Saved data entries:

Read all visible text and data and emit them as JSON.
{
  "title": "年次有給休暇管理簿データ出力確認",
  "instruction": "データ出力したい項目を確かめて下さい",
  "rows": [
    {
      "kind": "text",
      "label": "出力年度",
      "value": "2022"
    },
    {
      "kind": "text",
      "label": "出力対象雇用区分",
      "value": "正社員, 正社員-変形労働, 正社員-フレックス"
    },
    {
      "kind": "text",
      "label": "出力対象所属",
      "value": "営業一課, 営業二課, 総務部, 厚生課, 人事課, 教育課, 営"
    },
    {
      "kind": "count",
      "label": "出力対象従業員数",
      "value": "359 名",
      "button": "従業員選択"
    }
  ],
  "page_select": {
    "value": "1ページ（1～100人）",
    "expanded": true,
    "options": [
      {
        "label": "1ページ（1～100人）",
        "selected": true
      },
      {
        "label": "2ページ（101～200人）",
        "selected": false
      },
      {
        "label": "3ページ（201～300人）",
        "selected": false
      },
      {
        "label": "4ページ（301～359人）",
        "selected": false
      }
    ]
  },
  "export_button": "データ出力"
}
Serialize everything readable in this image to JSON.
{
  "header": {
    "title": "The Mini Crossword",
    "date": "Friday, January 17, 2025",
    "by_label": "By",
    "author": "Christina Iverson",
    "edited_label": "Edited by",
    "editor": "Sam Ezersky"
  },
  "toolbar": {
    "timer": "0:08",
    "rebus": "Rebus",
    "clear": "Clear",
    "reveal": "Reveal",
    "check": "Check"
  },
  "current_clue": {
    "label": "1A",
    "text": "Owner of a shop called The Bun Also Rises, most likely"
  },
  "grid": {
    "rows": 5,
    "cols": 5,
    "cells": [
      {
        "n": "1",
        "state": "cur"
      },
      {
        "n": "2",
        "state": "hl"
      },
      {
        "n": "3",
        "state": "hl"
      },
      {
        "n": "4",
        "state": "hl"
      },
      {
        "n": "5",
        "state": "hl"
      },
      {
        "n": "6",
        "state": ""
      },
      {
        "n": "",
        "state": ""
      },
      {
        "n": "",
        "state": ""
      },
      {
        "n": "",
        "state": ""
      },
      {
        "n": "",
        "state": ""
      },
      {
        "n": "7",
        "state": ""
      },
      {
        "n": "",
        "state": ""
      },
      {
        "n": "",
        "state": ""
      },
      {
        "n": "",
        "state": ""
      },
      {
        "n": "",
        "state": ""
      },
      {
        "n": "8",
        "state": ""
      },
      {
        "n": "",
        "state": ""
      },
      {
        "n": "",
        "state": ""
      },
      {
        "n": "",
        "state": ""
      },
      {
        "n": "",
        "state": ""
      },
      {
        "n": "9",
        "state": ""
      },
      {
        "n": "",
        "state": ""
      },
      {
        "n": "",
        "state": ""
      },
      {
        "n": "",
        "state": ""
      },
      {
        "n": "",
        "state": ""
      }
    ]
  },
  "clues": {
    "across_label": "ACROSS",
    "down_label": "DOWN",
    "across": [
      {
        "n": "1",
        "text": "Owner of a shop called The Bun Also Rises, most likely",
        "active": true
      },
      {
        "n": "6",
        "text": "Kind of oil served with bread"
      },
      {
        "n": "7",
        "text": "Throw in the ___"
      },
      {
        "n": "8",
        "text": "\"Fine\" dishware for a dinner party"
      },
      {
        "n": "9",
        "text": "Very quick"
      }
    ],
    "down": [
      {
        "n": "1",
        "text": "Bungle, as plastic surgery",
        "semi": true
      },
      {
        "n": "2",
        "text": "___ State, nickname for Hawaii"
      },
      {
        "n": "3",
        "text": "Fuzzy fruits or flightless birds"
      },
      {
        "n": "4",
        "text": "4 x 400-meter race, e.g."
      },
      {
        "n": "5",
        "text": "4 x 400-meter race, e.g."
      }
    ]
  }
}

## Your objective
Using the data above, output each line exactly.

## The reply
Read all visible text and data and emit them as JSON.
{
  "title": "年次有給休暇管理簿データ出力確認",
  "instruction": "データ出力したい項目を確かめて下さい",
  "rows": [
    {
      "kind": "text",
      "label": "出力年度",
      "value": "2022"
    },
    {
      "kind": "text",
      "label": "出力対象雇用区分",
      "value": "正社員, 正社員-変形労働, 正社員-フレックス"
    },
    {
      "kind": "text",
      "label": "出力対象所属",
      "value": "営業一課, 営業二課, 総務部, 厚生課, 人事課, 教育課, 営"
    },
    {
      "kind": "count",
      "label": "出力対象従業員数",
      "value": "359 名",
      "button": "従業員選択"
    }
  ],
  "page_select": {
    "value": "1ページ（1～100人）",
    "expanded": true,
    "options": [
      {
        "label": "1ページ（1～100人）",
        "selected": true
      },
      {
        "label": "2ページ（101～200人）",
        "selected": false
      },
      {
        "label": "3ページ（201～300人）",
        "selected": false
      },
      {
        "label": "4ページ（301～359人）",
        "selected": false
      }
    ]
  },
  "export_button": "データ出力"
}
Serialize everything readable in this image to JSON.
{
  "header": {
    "title": "The Mini Crossword",
    "date": "Friday, January 17, 2025",
    "by_label": "By",
    "author": "Christina Iverson",
    "edited_label": "Edited by",
    "editor": "Sam Ezersky"
  },
  "toolbar": {
    "timer": "0:08",
    "rebus": "Rebus",
    "clear": "Clear",
    "reveal": "Reveal",
    "check": "Check"
  },
  "current_clue": {
    "label": "1A",
    "text": "Owner of a shop called The Bun Also Rises, most likely"
  },
  "grid": {
    "rows": 5,
    "cols": 5,
    "cells": [
      {
        "n": "1",
        "state": "cur"
      },
      {
        "n": "2",
        "state": "hl"
      },
      {
        "n": "3",
        "state": "hl"
      },
      {
        "n": "4",
        "state": "hl"
      },
      {
        "n": "5",
        "state": "hl"
      },
      {
        "n": "6",
        "state": ""
      },
      {
        "n": "",
        "state": ""
      },
      {
        "n": "",
        "state": ""
      },
      {
        "n": "",
        "state": ""
      },
      {
        "n": "",
        "state": ""
      },
      {
        "n": "7",
        "state": ""
      },
      {
        "n": "",
        "state": ""
      },
      {
        "n": "",
        "state": ""
      },
      {
        "n": "",
        "state": ""
      },
      {
        "n": "",
        "state": ""
      },
      {
        "n": "8",
        "state": ""
      },
      {
        "n": "",
        "state": ""
      },
      {
        "n": "",
        "state": ""
      },
      {
        "n": "",
        "state": ""
      },
      {
        "n": "",
        "state": ""
      },
      {
        "n": "9",
        "state": ""
      },
      {
        "n": "",
        "state": ""
      },
      {
        "n": "",
        "state": ""
      },
      {
        "n": "",
        "state": ""
      },
      {
        "n": "",
        "state": ""
      }
    ]
  },
  "clues": {
    "across_label": "ACROSS",
    "down_label": "DOWN",
    "across": [
      {
        "n": "1",
        "text": "Owner of a shop called The Bun Also Rises, most likely",
        "active": true
      },
      {
        "n": "6",
        "text": "Kind of oil served with bread"
      },
      {
        "n": "7",
        "text": "Throw in the ___"
      },
      {
        "n": "8",
        "text": "\"Fine\" dishware for a dinner party"
      },
      {
        "n": "9",
        "text": "Very quick"
      }
    ],
    "down": [
      {
        "n": "1",
        "text": "Bungle, as plastic surgery",
        "semi": true
      },
      {
        "n": "2",
        "text": "___ State, nickname for Hawaii"
      },
      {
        "n": "3",
        "text": "Fuzzy fruits or flightless birds"
      },
      {
        "n": "4",
        "text": "4 x 400-meter race, e.g."
      },
      {
        "n": "5",
        "text": "4 x 400-meter race, e.g."
      }
    ]
  }
}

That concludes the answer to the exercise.